Task directions –
Pick out every line with the word "there" and copy it.

The records –
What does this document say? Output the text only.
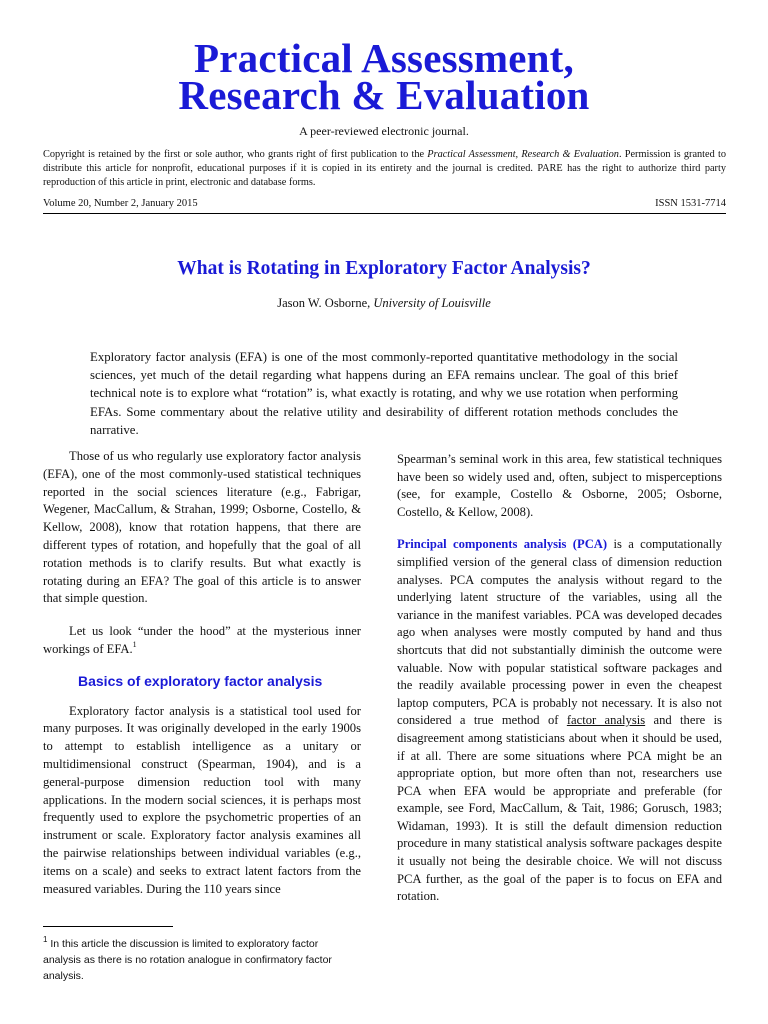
Practical Assessment,
Research & Evaluation
A peer-reviewed electronic journal.
Copyright is retained by the first or sole author, who grants right of first publication to the Practical Assessment, Research & Evaluation. Permission is granted to distribute this article for nonprofit, educational purposes if it is copied in its entirety and the journal is credited. PARE has the right to authorize third party reproduction of this article in print, electronic and database forms.
Volume 20, Number 2, January 2015	ISSN 1531-7714
What is Rotating in Exploratory Factor Analysis?
Jason W. Osborne, University of Louisville

Exploratory factor analysis (EFA) is one of the most commonly-reported quantitative methodology in the social sciences, yet much of the detail regarding what happens during an EFA remains unclear. The goal of this brief technical note is to explore what “rotation” is, what exactly is rotating, and why we use rotation when performing EFAs. Some commentary about the relative utility and desirability of different rotation methods concludes the narrative.

Those of us who regularly use exploratory factor analysis (EFA), one of the most commonly-used statistical techniques reported in the social sciences literature (e.g., Fabrigar, Wegener, MacCallum, & Strahan, 1999; Osborne, Costello, & Kellow, 2008), know that rotation happens, that there are different types of rotation, and hopefully that the goal of all rotation methods is to clarify results. But what exactly is rotating during an EFA? The goal of this article is to answer that simple question.

Let us look “under the hood” at the mysterious inner workings of EFA.$^1$

Basics of exploratory factor analysis

Exploratory factor analysis is a statistical tool used for many purposes. It was originally developed in the early 1900s to attempt to establish intelligence as a unitary or multidimensional construct (Spearman, 1904), and is a general-purpose dimension reduction tool with many applications. In the modern social sciences, it is perhaps most frequently used to explore the psychometric properties of an instrument or scale. Exploratory factor analysis examines all the pairwise relationships between individual variables (e.g., items on a scale) and seeks to extract latent factors from the measured variables. During the 110 years since

Spearman’s seminal work in this area, few statistical techniques have been so widely used and, often, subject to misperceptions (see, for example, Costello & Osborne, 2005; Osborne, Costello, & Kellow, 2008).

Principal components analysis (PCA) is a computationally simplified version of the general class of dimension reduction analyses. PCA computes the analysis without regard to the underlying latent structure of the variables, using all the variance in the manifest variables. PCA was developed decades ago when analyses were mostly computed by hand and thus shortcuts that did not substantially diminish the outcome were valuable. Now with popular statistical software packages and the readily available processing power in even the cheapest laptop computers, PCA is probably not necessary. It is also not considered a true method of factor analysis and there is disagreement among statisticians about when it should be used, if at all. There are some situations where PCA might be an appropriate option, but more often than not, researchers use PCA when EFA would be appropriate and preferable (for example, see Ford, MacCallum, & Tait, 1986; Gorusch, 1983; Widaman, 1993). It is still the default dimension reduction procedure in many statistical analysis software packages despite it usually not being the desirable choice. We will not discuss PCA further, as the goal of the paper is to focus on EFA and rotation.

$^1$ In this article the discussion is limited to exploratory factor analysis as there is no rotation analogue in confirmatory factor analysis.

Final answer –
Those of us who regularly use exploratory factor analysis (EFA), one of the most commonly-used statistical techniques reported in the social sciences literature (e.g., Fabrigar, Wegener, MacCallum, & Strahan, 1999; Osborne, Costello, & Kellow, 2008), know that rotation happens, that there are different types of rotation, and hopefully that the goal of all rotation methods is to clarify results. But what exactly is rotating during an EFA? The goal of this article is to answer that simple question.
Principal components analysis (PCA) is a computationally simplified version of the general class of dimension reduction analyses. PCA computes the analysis without regard to the underlying latent structure of the variables, using all the variance in the manifest variables. PCA was developed decades ago when analyses were mostly computed by hand and thus shortcuts that did not substantially diminish the outcome were valuable. Now with popular statistical software packages and the readily available processing power in even the cheapest laptop computers, PCA is probably not necessary. It is also not considered a true method of factor analysis and there is disagreement among statisticians about when it should be used, if at all. There are some situations where PCA might be an appropriate option, but more often than not, researchers use PCA when EFA would be appropriate and preferable (for example, see Ford, MacCallum, & Tait, 1986; Gorusch, 1983; Widaman, 1993). It is still the default dimension reduction procedure in many statistical analysis software packages despite it usually not being the desirable choice. We will not discuss PCA further, as the goal of the paper is to focus on EFA and rotation.
$^1$ In this article the discussion is limited to exploratory factor analysis as there is no rotation analogue in confirmatory factor analysis.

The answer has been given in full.